Data records

----------

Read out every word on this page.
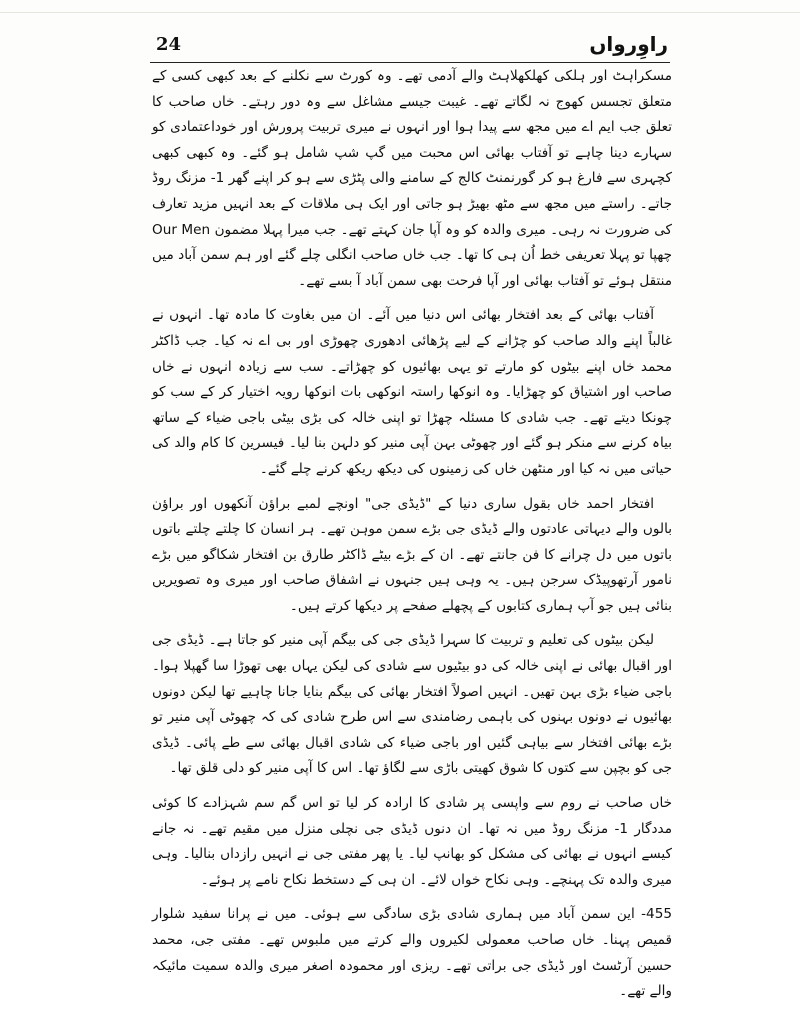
24	راوِرواں

مسکراہٹ اور ہلکی کھلکھلاہٹ والے آدمی تھے۔ وہ کورٹ سے نکلنے کے بعد کبھی کسی کے متعلق تجسس کھوج نہ لگاتے تھے۔ غیبت جیسے مشاغل سے وہ دور رہتے۔ خاں صاحب کا تعلق جب ایم اے میں مجھ سے پیدا ہوا اور انہوں نے میری تربیت پرورش اور خوداعتمادی کو سہارے دینا چاہے تو آفتاب بھائی اس محبت میں گپ شپ شامل ہو گئے۔ وہ کبھی کبھی کچہری سے فارغ ہو کر گورنمنٹ کالج کے سامنے والی پٹڑی سے ہو کر اپنے گھر 1- مزنگ روڈ جاتے۔ راستے میں مجھ سے مٹھ بھیڑ ہو جاتی اور ایک ہی ملاقات کے بعد انہیں مزید تعارف کی ضرورت نہ رہی۔ میری والدہ کو وہ آپا جان کہتے تھے۔ جب میرا پہلا مضمون Our Men چھپا تو پہلا تعریفی خط اُن ہی کا تھا۔ جب خاں صاحب انگلی چلے گئے اور ہم سمن آباد میں منتقل ہوئے تو آفتاب بھائی اور آپا فرحت بھی سمن آباد آ بسے تھے۔

آفتاب بھائی کے بعد افتخار بھائی اس دنیا میں آئے۔ ان میں بغاوت کا مادہ تھا۔ انہوں نے غالباً اپنے والد صاحب کو چڑانے کے لیے پڑھائی ادھوری چھوڑی اور بی اے نہ کیا۔ جب ڈاکٹر محمد خاں اپنے بیٹوں کو مارتے تو یہی بھائیوں کو چھڑاتے۔ سب سے زیادہ انہوں نے خاں صاحب اور اشتیاق کو چھڑایا۔ وہ انوکھا راستہ انوکھی بات انوکھا رویہ اختیار کر کے سب کو چونکا دیتے تھے۔ جب شادی کا مسئلہ چھڑا تو اپنی خالہ کی بڑی بیٹی باجی ضیاء کے ساتھ بیاہ کرنے سے منکر ہو گئے اور چھوٹی بہن آپی منیر کو دلہن بنا لیا۔ فیسرین کا کام والد کی حیاتی میں نہ کیا اور منٹھن خاں کی زمینوں کی دیکھ ریکھ کرنے چلے گئے۔

افتخار احمد خاں بقول ساری دنیا کے "ڈیڈی جی" اونچے لمبے براؤن آنکھوں اور براؤن بالوں والے دیہاتی عادتوں والے ڈیڈی جی بڑے سمن موہن تھے۔ ہر انسان کا چلتے چلتے باتوں باتوں میں دل چرانے کا فن جانتے تھے۔ ان کے بڑے بیٹے ڈاکٹر طارق بن افتخار شکاگو میں بڑے نامور آرتھوپیڈک سرجن ہیں۔ یہ وہی ہیں جنہوں نے اشفاق صاحب اور میری وہ تصویریں بنائی ہیں جو آپ ہماری کتابوں کے پچھلے صفحے پر دیکھا کرتے ہیں۔

لیکن بیٹوں کی تعلیم و تربیت کا سہرا ڈیڈی جی کی بیگم آپی منیر کو جاتا ہے۔ ڈیڈی جی اور اقبال بھائی نے اپنی خالہ کی دو بیٹیوں سے شادی کی لیکن یہاں بھی تھوڑا سا گھپلا ہوا۔ باجی ضیاء بڑی بہن تھیں۔ انہیں اصولاً افتخار بھائی کی بیگم بنایا جانا چاہیے تھا لیکن دونوں بھائیوں نے دونوں بہنوں کی باہمی رضامندی سے اس طرح شادی کی کہ چھوٹی آپی منیر تو بڑے بھائی افتخار سے بیاہی گئیں اور باجی ضیاء کی شادی اقبال بھائی سے طے پائی۔ ڈیڈی جی کو بچپن سے کتوں کا شوق کھیتی باڑی سے لگاؤ تھا۔ اس کا آپی منیر کو دلی قلق تھا۔

خاں صاحب نے روم سے واپسی پر شادی کا ارادہ کر لیا تو اس گم سم شہزادے کا کوئی مددگار 1- مزنگ روڈ میں نہ تھا۔ ان دنوں ڈیڈی جی نچلی منزل میں مقیم تھے۔ نہ جانے کیسے انہوں نے بھائی کی مشکل کو بھانپ لیا۔ یا پھر مفتی جی نے انہیں رازداں بنالیا۔ وہی میری والدہ تک پہنچے۔ وہی نکاح خواں لائے۔ ان ہی کے دستخط نکاح نامے پر ہوئے۔

455- این سمن آباد میں ہماری شادی بڑی سادگی سے ہوئی۔ میں نے پرانا سفید شلوار قمیص پہنا۔ خاں صاحب معمولی لکیروں والے کرتے میں ملبوس تھے۔ مفتی جی، محمد حسین آرٹسٹ اور ڈیڈی جی براتی تھے۔ ریزی اور محمودہ اصغر میری والدہ سمیت مائیکہ والے تھے۔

----------

* **PROBLEM TO WORK ON**
Write out each entry exactly as given, but skip the pictures.

* **REPLY TO THE TASK**
Read out every word on this page.
24	راوِرواں

مسکراہٹ اور ہلکی کھلکھلاہٹ والے آدمی تھے۔ وہ کورٹ سے نکلنے کے بعد کبھی کسی کے متعلق تجسس کھوج نہ لگاتے تھے۔ غیبت جیسے مشاغل سے وہ دور رہتے۔ خاں صاحب کا تعلق جب ایم اے میں مجھ سے پیدا ہوا اور انہوں نے میری تربیت پرورش اور خوداعتمادی کو سہارے دینا چاہے تو آفتاب بھائی اس محبت میں گپ شپ شامل ہو گئے۔ وہ کبھی کبھی کچہری سے فارغ ہو کر گورنمنٹ کالج کے سامنے والی پٹڑی سے ہو کر اپنے گھر 1- مزنگ روڈ جاتے۔ راستے میں مجھ سے مٹھ بھیڑ ہو جاتی اور ایک ہی ملاقات کے بعد انہیں مزید تعارف کی ضرورت نہ رہی۔ میری والدہ کو وہ آپا جان کہتے تھے۔ جب میرا پہلا مضمون Our Men چھپا تو پہلا تعریفی خط اُن ہی کا تھا۔ جب خاں صاحب انگلی چلے گئے اور ہم سمن آباد میں منتقل ہوئے تو آفتاب بھائی اور آپا فرحت بھی سمن آباد آ بسے تھے۔

آفتاب بھائی کے بعد افتخار بھائی اس دنیا میں آئے۔ ان میں بغاوت کا مادہ تھا۔ انہوں نے غالباً اپنے والد صاحب کو چڑانے کے لیے پڑھائی ادھوری چھوڑی اور بی اے نہ کیا۔ جب ڈاکٹر محمد خاں اپنے بیٹوں کو مارتے تو یہی بھائیوں کو چھڑاتے۔ سب سے زیادہ انہوں نے خاں صاحب اور اشتیاق کو چھڑایا۔ وہ انوکھا راستہ انوکھی بات انوکھا رویہ اختیار کر کے سب کو چونکا دیتے تھے۔ جب شادی کا مسئلہ چھڑا تو اپنی خالہ کی بڑی بیٹی باجی ضیاء کے ساتھ بیاہ کرنے سے منکر ہو گئے اور چھوٹی بہن آپی منیر کو دلہن بنا لیا۔ فیسرین کا کام والد کی حیاتی میں نہ کیا اور منٹھن خاں کی زمینوں کی دیکھ ریکھ کرنے چلے گئے۔

افتخار احمد خاں بقول ساری دنیا کے "ڈیڈی جی" اونچے لمبے براؤن آنکھوں اور براؤن بالوں والے دیہاتی عادتوں والے ڈیڈی جی بڑے سمن موہن تھے۔ ہر انسان کا چلتے چلتے باتوں باتوں میں دل چرانے کا فن جانتے تھے۔ ان کے بڑے بیٹے ڈاکٹر طارق بن افتخار شکاگو میں بڑے نامور آرتھوپیڈک سرجن ہیں۔ یہ وہی ہیں جنہوں نے اشفاق صاحب اور میری وہ تصویریں بنائی ہیں جو آپ ہماری کتابوں کے پچھلے صفحے پر دیکھا کرتے ہیں۔

لیکن بیٹوں کی تعلیم و تربیت کا سہرا ڈیڈی جی کی بیگم آپی منیر کو جاتا ہے۔ ڈیڈی جی اور اقبال بھائی نے اپنی خالہ کی دو بیٹیوں سے شادی کی لیکن یہاں بھی تھوڑا سا گھپلا ہوا۔ باجی ضیاء بڑی بہن تھیں۔ انہیں اصولاً افتخار بھائی کی بیگم بنایا جانا چاہیے تھا لیکن دونوں بھائیوں نے دونوں بہنوں کی باہمی رضامندی سے اس طرح شادی کی کہ چھوٹی آپی منیر تو بڑے بھائی افتخار سے بیاہی گئیں اور باجی ضیاء کی شادی اقبال بھائی سے طے پائی۔ ڈیڈی جی کو بچپن سے کتوں کا شوق کھیتی باڑی سے لگاؤ تھا۔ اس کا آپی منیر کو دلی قلق تھا۔

خاں صاحب نے روم سے واپسی پر شادی کا ارادہ کر لیا تو اس گم سم شہزادے کا کوئی مددگار 1- مزنگ روڈ میں نہ تھا۔ ان دنوں ڈیڈی جی نچلی منزل میں مقیم تھے۔ نہ جانے کیسے انہوں نے بھائی کی مشکل کو بھانپ لیا۔ یا پھر مفتی جی نے انہیں رازداں بنالیا۔ وہی میری والدہ تک پہنچے۔ وہی نکاح خواں لائے۔ ان ہی کے دستخط نکاح نامے پر ہوئے۔

455- این سمن آباد میں ہماری شادی بڑی سادگی سے ہوئی۔ میں نے پرانا سفید شلوار قمیص پہنا۔ خاں صاحب معمولی لکیروں والے کرتے میں ملبوس تھے۔ مفتی جی، محمد حسین آرٹسٹ اور ڈیڈی جی براتی تھے۔ ریزی اور محمودہ اصغر میری والدہ سمیت مائیکہ والے تھے۔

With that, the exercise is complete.